■ Instruction
Word for word, print each line of the listing below; pictures stay out.

--- START Task material ---

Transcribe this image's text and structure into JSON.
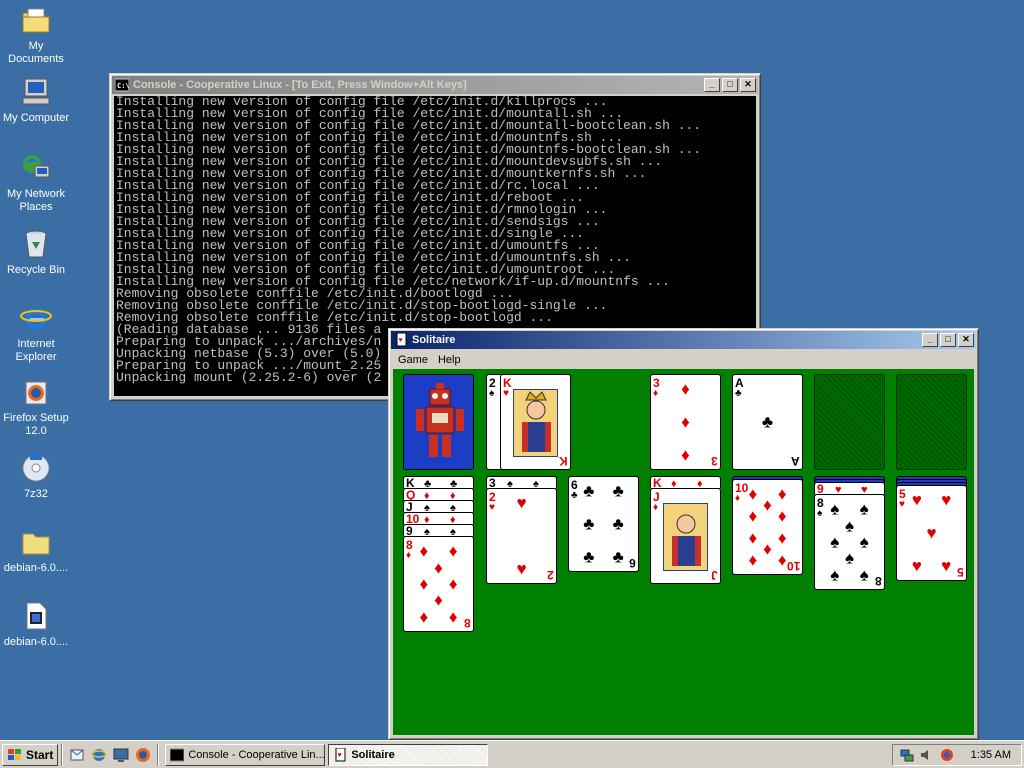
{
  "desktop": {
    "icons": [
      {
        "label": "My Documents"
      },
      {
        "label": "My Computer"
      },
      {
        "label": "My Network Places"
      },
      {
        "label": "Recycle Bin"
      },
      {
        "label": "Internet Explorer"
      },
      {
        "label": "Firefox Setup 12.0"
      },
      {
        "label": "7z32"
      },
      {
        "label": "debian-6.0...."
      },
      {
        "label": "debian-6.0...."
      }
    ]
  },
  "console": {
    "title": "Console - Cooperative Linux - [To Exit, Press Window+Alt Keys]",
    "lines": [
      "Installing new version of config file /etc/init.d/killprocs ...",
      "Installing new version of config file /etc/init.d/mountall.sh ...",
      "Installing new version of config file /etc/init.d/mountall-bootclean.sh ...",
      "Installing new version of config file /etc/init.d/mountnfs.sh ...",
      "Installing new version of config file /etc/init.d/mountnfs-bootclean.sh ...",
      "Installing new version of config file /etc/init.d/mountdevsubfs.sh ...",
      "Installing new version of config file /etc/init.d/mountkernfs.sh ...",
      "Installing new version of config file /etc/init.d/rc.local ...",
      "Installing new version of config file /etc/init.d/reboot ...",
      "Installing new version of config file /etc/init.d/rmnologin ...",
      "Installing new version of config file /etc/init.d/sendsigs ...",
      "Installing new version of config file /etc/init.d/single ...",
      "Installing new version of config file /etc/init.d/umountfs ...",
      "Installing new version of config file /etc/init.d/umountnfs.sh ...",
      "Installing new version of config file /etc/init.d/umountroot ...",
      "Installing new version of config file /etc/network/if-up.d/mountnfs ...",
      "Removing obsolete conffile /etc/init.d/bootlogd ...",
      "Removing obsolete conffile /etc/init.d/stop-bootlogd-single ...",
      "Removing obsolete conffile /etc/init.d/stop-bootlogd ...",
      "(Reading database ... 9136 files a",
      "Preparing to unpack .../archives/n",
      "Unpacking netbase (5.3) over (5.0)",
      "Preparing to unpack .../mount_2.25",
      "Unpacking mount (2.25.2-6) over (2"
    ]
  },
  "solitaire": {
    "title": "Solitaire",
    "menu": [
      "Game",
      "Help"
    ],
    "waste_top": {
      "rank": "K",
      "suit": "♥",
      "under_rank": "2",
      "under_suit": "♠"
    },
    "foundations": [
      {
        "rank": "3",
        "suit": "♦",
        "color": "red"
      },
      {
        "rank": "A",
        "suit": "♣",
        "color": "black"
      }
    ],
    "tableau": [
      {
        "stubs": [
          {
            "rank": "K",
            "suit": "♣",
            "color": "black"
          },
          {
            "rank": "Q",
            "suit": "♦",
            "color": "red"
          },
          {
            "rank": "J",
            "suit": "♠",
            "color": "black"
          },
          {
            "rank": "10",
            "suit": "♦",
            "color": "red"
          },
          {
            "rank": "9",
            "suit": "♠",
            "color": "black"
          }
        ],
        "top": {
          "rank": "8",
          "suit": "♦",
          "color": "red"
        }
      },
      {
        "stubs": [
          {
            "rank": "3",
            "suit": "♠",
            "color": "black"
          }
        ],
        "top": {
          "rank": "2",
          "suit": "♥",
          "color": "red"
        }
      },
      {
        "stubs": [],
        "top": {
          "rank": "6",
          "suit": "♣",
          "color": "black"
        }
      },
      {
        "stubs": [
          {
            "rank": "K",
            "suit": "♦",
            "color": "red"
          }
        ],
        "top": {
          "rank": "J",
          "suit": "♦",
          "color": "red"
        }
      },
      {
        "stubs": [],
        "top": {
          "rank": "10",
          "suit": "♦",
          "color": "red"
        }
      },
      {
        "stubs": [
          {
            "rank": "9",
            "suit": "♥",
            "color": "red"
          }
        ],
        "top": {
          "rank": "8",
          "suit": "♠",
          "color": "black"
        }
      },
      {
        "stubs": [],
        "top": {
          "rank": "5",
          "suit": "♥",
          "color": "red"
        }
      }
    ]
  },
  "taskbar": {
    "start_label": "Start",
    "tasks": [
      {
        "label": "Console - Cooperative Lin..."
      },
      {
        "label": "Solitaire"
      }
    ],
    "clock": "1:35 AM"
  },
  "colors": {
    "desktop": "#3a6ea5",
    "felt": "#008000",
    "title_active": "#0a246a"
  }
}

--- END Task material ---

■ Expected answer
Transcribe this image's text and structure into JSON.
{
  "desktop": {
    "icons": [
      {
        "label": "My Documents"
      },
      {
        "label": "My Computer"
      },
      {
        "label": "My Network Places"
      },
      {
        "label": "Recycle Bin"
      },
      {
        "label": "Internet Explorer"
      },
      {
        "label": "Firefox Setup 12.0"
      },
      {
        "label": "7z32"
      },
      {
        "label": "debian-6.0...."
      },
      {
        "label": "debian-6.0...."
      }
    ]
  },
  "console": {
    "title": "Console - Cooperative Linux - [To Exit, Press Window+Alt Keys]",
    "lines": [
      "Installing new version of config file /etc/init.d/killprocs ...",
      "Installing new version of config file /etc/init.d/mountall.sh ...",
      "Installing new version of config file /etc/init.d/mountall-bootclean.sh ...",
      "Installing new version of config file /etc/init.d/mountnfs.sh ...",
      "Installing new version of config file /etc/init.d/mountnfs-bootclean.sh ...",
      "Installing new version of config file /etc/init.d/mountdevsubfs.sh ...",
      "Installing new version of config file /etc/init.d/mountkernfs.sh ...",
      "Installing new version of config file /etc/init.d/rc.local ...",
      "Installing new version of config file /etc/init.d/reboot ...",
      "Installing new version of config file /etc/init.d/rmnologin ...",
      "Installing new version of config file /etc/init.d/sendsigs ...",
      "Installing new version of config file /etc/init.d/single ...",
      "Installing new version of config file /etc/init.d/umountfs ...",
      "Installing new version of config file /etc/init.d/umountnfs.sh ...",
      "Installing new version of config file /etc/init.d/umountroot ...",
      "Installing new version of config file /etc/network/if-up.d/mountnfs ...",
      "Removing obsolete conffile /etc/init.d/bootlogd ...",
      "Removing obsolete conffile /etc/init.d/stop-bootlogd-single ...",
      "Removing obsolete conffile /etc/init.d/stop-bootlogd ...",
      "(Reading database ... 9136 files a",
      "Preparing to unpack .../archives/n",
      "Unpacking netbase (5.3) over (5.0)",
      "Preparing to unpack .../mount_2.25",
      "Unpacking mount (2.25.2-6) over (2"
    ]
  },
  "solitaire": {
    "title": "Solitaire",
    "menu": [
      "Game",
      "Help"
    ],
    "waste_top": {
      "rank": "K",
      "suit": "♥",
      "under_rank": "2",
      "under_suit": "♠"
    },
    "foundations": [
      {
        "rank": "3",
        "suit": "♦",
        "color": "red"
      },
      {
        "rank": "A",
        "suit": "♣",
        "color": "black"
      }
    ],
    "tableau": [
      {
        "stubs": [
          {
            "rank": "K",
            "suit": "♣",
            "color": "black"
          },
          {
            "rank": "Q",
            "suit": "♦",
            "color": "red"
          },
          {
            "rank": "J",
            "suit": "♠",
            "color": "black"
          },
          {
            "rank": "10",
            "suit": "♦",
            "color": "red"
          },
          {
            "rank": "9",
            "suit": "♠",
            "color": "black"
          }
        ],
        "top": {
          "rank": "8",
          "suit": "♦",
          "color": "red"
        }
      },
      {
        "stubs": [
          {
            "rank": "3",
            "suit": "♠",
            "color": "black"
          }
        ],
        "top": {
          "rank": "2",
          "suit": "♥",
          "color": "red"
        }
      },
      {
        "stubs": [],
        "top": {
          "rank": "6",
          "suit": "♣",
          "color": "black"
        }
      },
      {
        "stubs": [
          {
            "rank": "K",
            "suit": "♦",
            "color": "red"
          }
        ],
        "top": {
          "rank": "J",
          "suit": "♦",
          "color": "red"
        }
      },
      {
        "stubs": [],
        "top": {
          "rank": "10",
          "suit": "♦",
          "color": "red"
        }
      },
      {
        "stubs": [
          {
            "rank": "9",
            "suit": "♥",
            "color": "red"
          }
        ],
        "top": {
          "rank": "8",
          "suit": "♠",
          "color": "black"
        }
      },
      {
        "stubs": [],
        "top": {
          "rank": "5",
          "suit": "♥",
          "color": "red"
        }
      }
    ]
  },
  "taskbar": {
    "start_label": "Start",
    "tasks": [
      {
        "label": "Console - Cooperative Lin..."
      },
      {
        "label": "Solitaire"
      }
    ],
    "clock": "1:35 AM"
  },
  "colors": {
    "desktop": "#3a6ea5",
    "felt": "#008000",
    "title_active": "#0a246a"
  }
}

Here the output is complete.